# Start of MATERIAL PROVIDED
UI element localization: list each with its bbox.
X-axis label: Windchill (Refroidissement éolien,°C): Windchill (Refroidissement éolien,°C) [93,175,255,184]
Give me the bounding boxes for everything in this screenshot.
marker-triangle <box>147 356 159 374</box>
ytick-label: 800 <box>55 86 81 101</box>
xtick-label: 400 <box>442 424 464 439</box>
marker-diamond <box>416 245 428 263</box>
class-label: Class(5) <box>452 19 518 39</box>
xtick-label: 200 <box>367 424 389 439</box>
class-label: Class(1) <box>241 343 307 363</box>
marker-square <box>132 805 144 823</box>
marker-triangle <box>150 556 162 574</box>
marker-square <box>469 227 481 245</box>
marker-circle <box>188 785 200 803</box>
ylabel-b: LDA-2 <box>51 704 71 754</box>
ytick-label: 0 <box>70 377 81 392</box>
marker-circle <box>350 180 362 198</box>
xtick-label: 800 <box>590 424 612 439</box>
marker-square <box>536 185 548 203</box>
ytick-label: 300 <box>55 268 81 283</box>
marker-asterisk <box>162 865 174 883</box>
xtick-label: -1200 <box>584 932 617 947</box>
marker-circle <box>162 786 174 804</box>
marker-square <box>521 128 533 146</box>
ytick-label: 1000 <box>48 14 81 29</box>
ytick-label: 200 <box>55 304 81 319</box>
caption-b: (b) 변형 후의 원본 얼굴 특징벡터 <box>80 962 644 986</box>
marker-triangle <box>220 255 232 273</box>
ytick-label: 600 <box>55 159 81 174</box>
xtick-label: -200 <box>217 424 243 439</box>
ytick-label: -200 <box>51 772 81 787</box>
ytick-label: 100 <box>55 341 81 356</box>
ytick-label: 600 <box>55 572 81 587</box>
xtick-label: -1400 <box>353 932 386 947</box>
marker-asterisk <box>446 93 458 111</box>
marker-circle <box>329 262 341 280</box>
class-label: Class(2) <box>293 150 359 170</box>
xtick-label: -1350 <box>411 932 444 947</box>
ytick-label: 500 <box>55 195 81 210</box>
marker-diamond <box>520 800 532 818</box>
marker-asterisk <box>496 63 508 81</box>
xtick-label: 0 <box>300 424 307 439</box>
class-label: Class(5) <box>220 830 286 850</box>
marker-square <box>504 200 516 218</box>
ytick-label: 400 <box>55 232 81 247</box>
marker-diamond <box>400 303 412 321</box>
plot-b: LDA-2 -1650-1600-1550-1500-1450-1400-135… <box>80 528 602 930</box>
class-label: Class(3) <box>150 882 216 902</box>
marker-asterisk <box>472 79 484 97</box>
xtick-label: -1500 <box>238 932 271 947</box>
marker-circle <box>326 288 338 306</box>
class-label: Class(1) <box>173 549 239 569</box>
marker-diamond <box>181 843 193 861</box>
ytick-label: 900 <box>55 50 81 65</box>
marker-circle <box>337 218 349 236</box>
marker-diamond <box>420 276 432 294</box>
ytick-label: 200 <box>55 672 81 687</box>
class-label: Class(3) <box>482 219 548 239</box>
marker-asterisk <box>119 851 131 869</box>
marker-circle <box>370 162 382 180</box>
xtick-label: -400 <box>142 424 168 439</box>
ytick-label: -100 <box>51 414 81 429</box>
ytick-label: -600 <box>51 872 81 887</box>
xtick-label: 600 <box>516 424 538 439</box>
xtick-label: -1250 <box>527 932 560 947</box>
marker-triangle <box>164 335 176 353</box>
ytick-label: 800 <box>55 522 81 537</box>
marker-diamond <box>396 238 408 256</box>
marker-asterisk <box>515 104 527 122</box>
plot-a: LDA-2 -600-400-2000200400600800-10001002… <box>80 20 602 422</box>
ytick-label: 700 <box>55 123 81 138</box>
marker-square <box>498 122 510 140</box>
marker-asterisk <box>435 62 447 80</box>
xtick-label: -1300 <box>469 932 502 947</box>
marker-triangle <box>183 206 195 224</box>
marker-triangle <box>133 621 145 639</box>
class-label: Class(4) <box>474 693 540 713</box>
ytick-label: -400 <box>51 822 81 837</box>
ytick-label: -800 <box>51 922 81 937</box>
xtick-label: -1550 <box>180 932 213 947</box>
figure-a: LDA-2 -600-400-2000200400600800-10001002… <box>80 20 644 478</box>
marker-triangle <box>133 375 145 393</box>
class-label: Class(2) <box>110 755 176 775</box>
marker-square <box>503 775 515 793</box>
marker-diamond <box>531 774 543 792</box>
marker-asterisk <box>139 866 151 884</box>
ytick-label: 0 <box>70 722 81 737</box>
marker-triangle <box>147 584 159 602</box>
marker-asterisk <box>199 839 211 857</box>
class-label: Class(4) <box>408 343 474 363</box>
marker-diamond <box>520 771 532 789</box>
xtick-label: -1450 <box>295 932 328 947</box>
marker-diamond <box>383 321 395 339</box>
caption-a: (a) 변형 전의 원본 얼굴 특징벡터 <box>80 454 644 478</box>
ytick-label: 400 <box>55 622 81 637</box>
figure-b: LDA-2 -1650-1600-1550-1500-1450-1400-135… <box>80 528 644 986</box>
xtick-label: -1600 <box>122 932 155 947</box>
# End of MATERIAL PROVIDED
Please gather every line from the entries above that contains the word "square", treating uppercase and lowercase as different.

■ REPLY
marker-square <box>132 805 144 823</box>
marker-square <box>469 227 481 245</box>
marker-square <box>536 185 548 203</box>
marker-square <box>521 128 533 146</box>
marker-square <box>504 200 516 218</box>
marker-square <box>498 122 510 140</box>
marker-square <box>503 775 515 793</box>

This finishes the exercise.